Task goal
Pick every line from the data that holds the word "accounts".

Figure record listings

=-=-=-=-=

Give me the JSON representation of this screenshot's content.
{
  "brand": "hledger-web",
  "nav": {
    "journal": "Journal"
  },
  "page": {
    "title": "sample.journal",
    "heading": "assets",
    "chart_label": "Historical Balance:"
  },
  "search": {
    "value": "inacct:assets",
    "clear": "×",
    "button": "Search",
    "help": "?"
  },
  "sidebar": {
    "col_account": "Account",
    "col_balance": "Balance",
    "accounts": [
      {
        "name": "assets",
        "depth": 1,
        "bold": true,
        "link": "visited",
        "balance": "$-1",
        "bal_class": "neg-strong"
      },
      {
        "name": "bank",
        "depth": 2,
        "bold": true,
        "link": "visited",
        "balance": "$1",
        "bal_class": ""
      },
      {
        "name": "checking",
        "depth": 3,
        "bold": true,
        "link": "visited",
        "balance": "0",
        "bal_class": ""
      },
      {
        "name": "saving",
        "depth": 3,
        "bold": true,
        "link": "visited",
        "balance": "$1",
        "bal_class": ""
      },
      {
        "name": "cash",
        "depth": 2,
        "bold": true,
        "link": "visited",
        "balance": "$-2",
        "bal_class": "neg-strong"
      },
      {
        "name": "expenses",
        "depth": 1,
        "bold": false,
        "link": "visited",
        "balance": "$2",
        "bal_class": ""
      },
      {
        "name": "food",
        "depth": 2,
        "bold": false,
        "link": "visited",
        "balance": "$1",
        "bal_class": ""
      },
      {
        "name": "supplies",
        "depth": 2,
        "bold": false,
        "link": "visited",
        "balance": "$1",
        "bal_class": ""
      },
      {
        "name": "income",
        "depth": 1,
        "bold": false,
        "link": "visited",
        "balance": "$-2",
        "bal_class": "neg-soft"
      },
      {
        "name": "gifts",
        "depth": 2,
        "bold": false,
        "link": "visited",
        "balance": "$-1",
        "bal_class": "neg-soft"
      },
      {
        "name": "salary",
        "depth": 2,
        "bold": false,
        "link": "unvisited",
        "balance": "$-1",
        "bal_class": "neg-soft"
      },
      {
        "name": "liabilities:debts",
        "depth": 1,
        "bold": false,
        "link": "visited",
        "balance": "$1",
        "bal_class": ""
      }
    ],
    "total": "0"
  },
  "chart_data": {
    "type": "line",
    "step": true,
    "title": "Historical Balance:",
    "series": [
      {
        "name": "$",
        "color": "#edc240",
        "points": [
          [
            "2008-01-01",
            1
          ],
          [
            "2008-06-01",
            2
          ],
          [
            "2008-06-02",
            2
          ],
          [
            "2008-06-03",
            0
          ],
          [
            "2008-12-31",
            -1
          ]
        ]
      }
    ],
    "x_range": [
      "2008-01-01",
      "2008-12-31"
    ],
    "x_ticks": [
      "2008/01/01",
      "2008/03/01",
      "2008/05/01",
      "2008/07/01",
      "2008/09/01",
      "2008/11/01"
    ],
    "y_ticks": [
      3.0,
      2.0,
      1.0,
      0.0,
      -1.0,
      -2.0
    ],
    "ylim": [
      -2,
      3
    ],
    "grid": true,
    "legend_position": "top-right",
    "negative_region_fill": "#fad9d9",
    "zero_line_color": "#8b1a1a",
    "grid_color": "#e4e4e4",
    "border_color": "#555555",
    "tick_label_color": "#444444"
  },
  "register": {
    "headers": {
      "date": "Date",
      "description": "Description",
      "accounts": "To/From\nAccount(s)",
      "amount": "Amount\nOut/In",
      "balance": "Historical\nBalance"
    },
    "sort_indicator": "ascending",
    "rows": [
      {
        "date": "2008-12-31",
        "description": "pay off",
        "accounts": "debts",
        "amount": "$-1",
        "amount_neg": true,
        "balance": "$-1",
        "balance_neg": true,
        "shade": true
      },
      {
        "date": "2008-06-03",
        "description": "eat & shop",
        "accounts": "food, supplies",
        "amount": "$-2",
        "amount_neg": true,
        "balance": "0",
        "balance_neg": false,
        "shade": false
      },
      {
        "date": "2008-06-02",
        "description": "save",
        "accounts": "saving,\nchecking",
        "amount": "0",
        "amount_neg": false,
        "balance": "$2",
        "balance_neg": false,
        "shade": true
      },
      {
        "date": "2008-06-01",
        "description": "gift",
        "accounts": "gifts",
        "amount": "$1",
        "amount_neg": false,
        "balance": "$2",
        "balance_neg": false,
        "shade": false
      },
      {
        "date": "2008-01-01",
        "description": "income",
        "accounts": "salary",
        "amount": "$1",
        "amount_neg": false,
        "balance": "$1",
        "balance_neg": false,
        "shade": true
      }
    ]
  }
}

=-=-=-=-=

Exercise output
    "accounts": [
      "accounts": "To/From\nAccount(s)",
        "accounts": "debts",
        "accounts": "food, supplies",
        "accounts": "saving,\nchecking",
        "accounts": "gifts",
        "accounts": "salary",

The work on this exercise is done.